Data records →
** START **

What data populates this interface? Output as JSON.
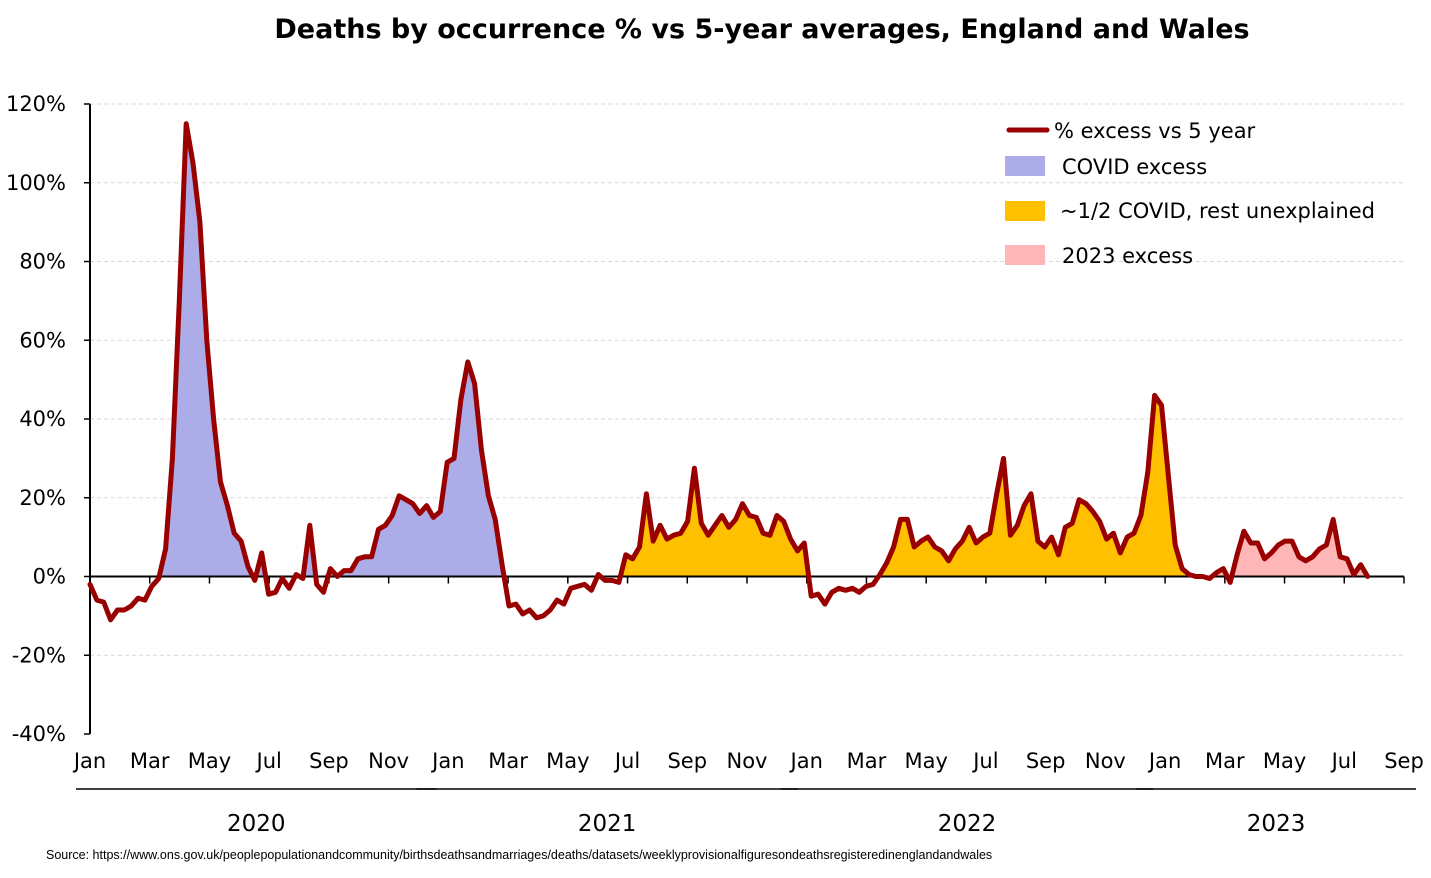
{
  "title": "Deaths by occurrence % vs 5-year averages, England and Wales",
  "source": "Source: https://www.ons.gov.uk/peoplepopulationandcommunity/birthsdeathsandmarriages/deaths/datasets/weeklyprovisionalfiguresondeathsregisteredinenglandandwales",
  "chart_data": {
    "type": "area",
    "title": "Deaths by occurrence % vs 5-year averages, England and Wales",
    "xlabel": "",
    "ylabel": "",
    "ylim": [
      -40,
      120
    ],
    "yticks": [
      -40,
      -20,
      0,
      20,
      40,
      60,
      80,
      100,
      120
    ],
    "ytick_labels": [
      "-40%",
      "-20%",
      "0%",
      "20%",
      "40%",
      "60%",
      "80%",
      "100%",
      "120%"
    ],
    "xticks": [
      {
        "month": 0,
        "label": "Jan"
      },
      {
        "month": 2,
        "label": "Mar"
      },
      {
        "month": 4,
        "label": "May"
      },
      {
        "month": 6,
        "label": "Jul"
      },
      {
        "month": 8,
        "label": "Sep"
      },
      {
        "month": 10,
        "label": "Nov"
      },
      {
        "month": 12,
        "label": "Jan"
      },
      {
        "month": 14,
        "label": "Mar"
      },
      {
        "month": 16,
        "label": "May"
      },
      {
        "month": 18,
        "label": "Jul"
      },
      {
        "month": 20,
        "label": "Sep"
      },
      {
        "month": 22,
        "label": "Nov"
      },
      {
        "month": 24,
        "label": "Jan"
      },
      {
        "month": 26,
        "label": "Mar"
      },
      {
        "month": 28,
        "label": "May"
      },
      {
        "month": 30,
        "label": "Jul"
      },
      {
        "month": 32,
        "label": "Sep"
      },
      {
        "month": 34,
        "label": "Nov"
      },
      {
        "month": 36,
        "label": "Jan"
      },
      {
        "month": 38,
        "label": "Mar"
      },
      {
        "month": 40,
        "label": "May"
      },
      {
        "month": 42,
        "label": "Jul"
      },
      {
        "month": 44,
        "label": "Sep"
      }
    ],
    "years": [
      {
        "label": "2020",
        "start_month": 0,
        "end_month": 11.2
      },
      {
        "label": "2021",
        "start_month": 11.4,
        "end_month": 23.3
      },
      {
        "label": "2022",
        "start_month": 23.6,
        "end_month": 35.2
      },
      {
        "label": "2023",
        "start_month": 35.5,
        "end_month": 44.4
      }
    ],
    "grid": true,
    "legend_position": "top-right",
    "series": [
      {
        "name": "% excess vs 5 year",
        "color": "#990000",
        "kind": "line"
      },
      {
        "name": "COVID excess",
        "color": "#ACACE8",
        "kind": "area",
        "range": [
          "2020-01",
          "2021-03"
        ]
      },
      {
        "name": "~1/2 COVID, rest unexplained",
        "color": "#FFC000",
        "kind": "area",
        "range": [
          "2021-03",
          "2023-01"
        ]
      },
      {
        "name": "2023 excess",
        "color": "#FFB6B6",
        "kind": "area",
        "range": [
          "2023-01",
          "2023-08"
        ]
      }
    ],
    "x_unit": "months since Jan 2020",
    "points": [
      [
        0.0,
        -2
      ],
      [
        0.23,
        -6
      ],
      [
        0.46,
        -6.5
      ],
      [
        0.69,
        -11
      ],
      [
        0.92,
        -8.5
      ],
      [
        1.15,
        -8.5
      ],
      [
        1.38,
        -7.5
      ],
      [
        1.61,
        -5.5
      ],
      [
        1.84,
        -6
      ],
      [
        2.07,
        -2.5
      ],
      [
        2.3,
        -0.5
      ],
      [
        2.53,
        7
      ],
      [
        2.76,
        30
      ],
      [
        2.99,
        70
      ],
      [
        3.22,
        115
      ],
      [
        3.45,
        105
      ],
      [
        3.68,
        90
      ],
      [
        3.91,
        60
      ],
      [
        4.14,
        40
      ],
      [
        4.37,
        24
      ],
      [
        4.6,
        18
      ],
      [
        4.83,
        11
      ],
      [
        5.06,
        9
      ],
      [
        5.29,
        2.5
      ],
      [
        5.52,
        -1
      ],
      [
        5.75,
        6
      ],
      [
        5.98,
        -4.5
      ],
      [
        6.21,
        -4
      ],
      [
        6.44,
        -0.5
      ],
      [
        6.67,
        -3
      ],
      [
        6.9,
        0.5
      ],
      [
        7.13,
        -0.5
      ],
      [
        7.36,
        13
      ],
      [
        7.59,
        -2
      ],
      [
        7.82,
        -4
      ],
      [
        8.05,
        2
      ],
      [
        8.28,
        0
      ],
      [
        8.51,
        1.5
      ],
      [
        8.74,
        1.5
      ],
      [
        8.97,
        4.5
      ],
      [
        9.2,
        5
      ],
      [
        9.43,
        5
      ],
      [
        9.66,
        12
      ],
      [
        9.89,
        13
      ],
      [
        10.12,
        15.5
      ],
      [
        10.35,
        20.5
      ],
      [
        10.58,
        19.5
      ],
      [
        10.81,
        18.5
      ],
      [
        11.04,
        16
      ],
      [
        11.27,
        18
      ],
      [
        11.5,
        15
      ],
      [
        11.73,
        16.5
      ],
      [
        11.96,
        29
      ],
      [
        12.19,
        30
      ],
      [
        12.42,
        45
      ],
      [
        12.65,
        54.5
      ],
      [
        12.88,
        49
      ],
      [
        13.11,
        32
      ],
      [
        13.34,
        20.5
      ],
      [
        13.57,
        14.5
      ],
      [
        13.8,
        3
      ],
      [
        14.03,
        -7.5
      ],
      [
        14.26,
        -7
      ],
      [
        14.49,
        -9.5
      ],
      [
        14.72,
        -8.5
      ],
      [
        14.95,
        -10.5
      ],
      [
        15.18,
        -10
      ],
      [
        15.41,
        -8.5
      ],
      [
        15.64,
        -6
      ],
      [
        15.87,
        -7
      ],
      [
        16.1,
        -3
      ],
      [
        16.33,
        -2.5
      ],
      [
        16.56,
        -2
      ],
      [
        16.79,
        -3.5
      ],
      [
        17.02,
        0.5
      ],
      [
        17.25,
        -1
      ],
      [
        17.48,
        -1
      ],
      [
        17.71,
        -1.5
      ],
      [
        17.94,
        5.5
      ],
      [
        18.17,
        4.5
      ],
      [
        18.4,
        7.5
      ],
      [
        18.63,
        21
      ],
      [
        18.86,
        9
      ],
      [
        19.09,
        13
      ],
      [
        19.32,
        9.5
      ],
      [
        19.55,
        10.5
      ],
      [
        19.78,
        11
      ],
      [
        20.01,
        14
      ],
      [
        20.24,
        27.5
      ],
      [
        20.47,
        13.5
      ],
      [
        20.7,
        10.5
      ],
      [
        20.93,
        13
      ],
      [
        21.16,
        15.5
      ],
      [
        21.39,
        12.5
      ],
      [
        21.62,
        14.5
      ],
      [
        21.85,
        18.5
      ],
      [
        22.08,
        15.5
      ],
      [
        22.31,
        15
      ],
      [
        22.54,
        11
      ],
      [
        22.77,
        10.5
      ],
      [
        23.0,
        15.5
      ],
      [
        23.23,
        14
      ],
      [
        23.46,
        9.5
      ],
      [
        23.69,
        6.5
      ],
      [
        23.92,
        8.5
      ],
      [
        24.15,
        -5
      ],
      [
        24.38,
        -4.5
      ],
      [
        24.61,
        -7
      ],
      [
        24.84,
        -4
      ],
      [
        25.07,
        -3
      ],
      [
        25.3,
        -3.5
      ],
      [
        25.53,
        -3
      ],
      [
        25.76,
        -4
      ],
      [
        25.99,
        -2.5
      ],
      [
        26.22,
        -2
      ],
      [
        26.45,
        0.5
      ],
      [
        26.68,
        3.5
      ],
      [
        26.91,
        7.5
      ],
      [
        27.14,
        14.5
      ],
      [
        27.37,
        14.5
      ],
      [
        27.6,
        7.5
      ],
      [
        27.83,
        9
      ],
      [
        28.06,
        10
      ],
      [
        28.29,
        7.5
      ],
      [
        28.52,
        6.5
      ],
      [
        28.75,
        4
      ],
      [
        28.98,
        7
      ],
      [
        29.21,
        9
      ],
      [
        29.44,
        12.5
      ],
      [
        29.67,
        8.5
      ],
      [
        29.9,
        10
      ],
      [
        30.13,
        11
      ],
      [
        30.36,
        21
      ],
      [
        30.59,
        30
      ],
      [
        30.82,
        10.5
      ],
      [
        31.05,
        13
      ],
      [
        31.28,
        18
      ],
      [
        31.51,
        21
      ],
      [
        31.74,
        9
      ],
      [
        31.97,
        7.5
      ],
      [
        32.2,
        10
      ],
      [
        32.43,
        5.5
      ],
      [
        32.66,
        12.5
      ],
      [
        32.89,
        13.5
      ],
      [
        33.12,
        19.5
      ],
      [
        33.35,
        18.5
      ],
      [
        33.58,
        16.5
      ],
      [
        33.81,
        14
      ],
      [
        34.04,
        9.5
      ],
      [
        34.27,
        11
      ],
      [
        34.5,
        6
      ],
      [
        34.73,
        10
      ],
      [
        34.96,
        11
      ],
      [
        35.19,
        15.5
      ],
      [
        35.42,
        26.5
      ],
      [
        35.65,
        46
      ],
      [
        35.88,
        43.5
      ],
      [
        36.11,
        25.5
      ],
      [
        36.34,
        8
      ],
      [
        36.57,
        2
      ],
      [
        36.8,
        0.5
      ],
      [
        37.03,
        0
      ],
      [
        37.26,
        0
      ],
      [
        37.49,
        -0.5
      ],
      [
        37.72,
        1
      ],
      [
        37.95,
        2
      ],
      [
        38.18,
        -1.5
      ],
      [
        38.41,
        5.5
      ],
      [
        38.64,
        11.5
      ],
      [
        38.87,
        8.5
      ],
      [
        39.1,
        8.5
      ],
      [
        39.33,
        4.5
      ],
      [
        39.56,
        6
      ],
      [
        39.79,
        8
      ],
      [
        40.02,
        9
      ],
      [
        40.25,
        9
      ],
      [
        40.48,
        5
      ],
      [
        40.71,
        4
      ],
      [
        40.94,
        5
      ],
      [
        41.17,
        7
      ],
      [
        41.4,
        8
      ],
      [
        41.63,
        14.5
      ],
      [
        41.86,
        5
      ],
      [
        42.09,
        4.5
      ],
      [
        42.32,
        0.5
      ],
      [
        42.55,
        3
      ],
      [
        42.78,
        0
      ]
    ]
  }
}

** END **

PROBLEM → Find the word "COVID" in the data and copy out each line where it turns up.

FINISHED ANSWER →
        "name": "COVID excess",
        "name": "~1/2 COVID, rest unexplained",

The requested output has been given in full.